Copy out each line of the data holding "stock".
Start RECORDS SHOWN
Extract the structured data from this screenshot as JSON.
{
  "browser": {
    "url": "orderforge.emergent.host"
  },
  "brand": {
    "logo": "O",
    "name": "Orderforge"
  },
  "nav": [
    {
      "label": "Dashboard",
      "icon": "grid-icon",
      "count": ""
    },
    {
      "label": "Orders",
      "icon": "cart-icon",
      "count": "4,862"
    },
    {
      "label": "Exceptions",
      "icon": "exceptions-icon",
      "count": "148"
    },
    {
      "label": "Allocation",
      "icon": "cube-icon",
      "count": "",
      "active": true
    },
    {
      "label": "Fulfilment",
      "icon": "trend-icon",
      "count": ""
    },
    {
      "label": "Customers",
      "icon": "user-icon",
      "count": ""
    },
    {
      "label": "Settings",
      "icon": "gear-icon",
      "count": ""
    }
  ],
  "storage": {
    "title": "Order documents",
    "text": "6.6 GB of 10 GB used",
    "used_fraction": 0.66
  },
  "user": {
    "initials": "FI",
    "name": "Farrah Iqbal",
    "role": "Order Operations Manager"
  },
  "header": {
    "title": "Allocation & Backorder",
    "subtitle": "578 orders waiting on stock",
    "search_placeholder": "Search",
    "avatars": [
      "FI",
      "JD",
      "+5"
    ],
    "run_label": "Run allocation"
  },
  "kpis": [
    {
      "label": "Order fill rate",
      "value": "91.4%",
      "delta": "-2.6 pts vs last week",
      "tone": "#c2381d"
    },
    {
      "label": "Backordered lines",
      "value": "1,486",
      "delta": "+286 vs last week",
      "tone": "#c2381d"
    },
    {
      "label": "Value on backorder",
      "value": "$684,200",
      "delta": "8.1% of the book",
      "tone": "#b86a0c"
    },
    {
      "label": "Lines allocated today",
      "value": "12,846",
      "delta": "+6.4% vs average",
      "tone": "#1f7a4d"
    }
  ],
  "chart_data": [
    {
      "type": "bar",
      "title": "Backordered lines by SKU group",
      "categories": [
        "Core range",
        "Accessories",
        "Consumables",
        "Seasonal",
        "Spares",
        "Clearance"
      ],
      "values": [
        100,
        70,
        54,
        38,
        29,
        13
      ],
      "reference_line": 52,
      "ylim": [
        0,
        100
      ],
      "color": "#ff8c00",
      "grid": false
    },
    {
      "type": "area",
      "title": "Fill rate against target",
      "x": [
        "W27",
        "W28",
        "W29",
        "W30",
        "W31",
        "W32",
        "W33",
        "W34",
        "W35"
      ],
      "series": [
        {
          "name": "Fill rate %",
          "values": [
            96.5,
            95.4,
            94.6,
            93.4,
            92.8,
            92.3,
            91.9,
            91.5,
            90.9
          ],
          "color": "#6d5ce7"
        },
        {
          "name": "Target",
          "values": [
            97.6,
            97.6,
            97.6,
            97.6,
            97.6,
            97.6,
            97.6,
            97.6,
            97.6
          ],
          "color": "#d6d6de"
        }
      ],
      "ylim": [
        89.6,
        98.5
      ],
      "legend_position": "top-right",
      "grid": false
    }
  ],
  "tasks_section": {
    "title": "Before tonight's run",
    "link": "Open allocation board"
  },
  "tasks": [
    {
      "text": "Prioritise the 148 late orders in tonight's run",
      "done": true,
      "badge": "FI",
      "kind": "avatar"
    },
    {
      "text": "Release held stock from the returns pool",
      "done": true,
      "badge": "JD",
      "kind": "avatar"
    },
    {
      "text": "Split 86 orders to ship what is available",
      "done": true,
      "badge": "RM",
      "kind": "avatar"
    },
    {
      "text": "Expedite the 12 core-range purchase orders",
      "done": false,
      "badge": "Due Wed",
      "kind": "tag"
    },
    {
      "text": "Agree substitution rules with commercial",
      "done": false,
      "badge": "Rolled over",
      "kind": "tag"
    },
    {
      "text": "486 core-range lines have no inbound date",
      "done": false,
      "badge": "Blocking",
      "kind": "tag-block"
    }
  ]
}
End RECORDS SHOWN
• RESPONSE
    "subtitle": "578 orders waiting on stock",
      "text": "Release held stock from the returns pool",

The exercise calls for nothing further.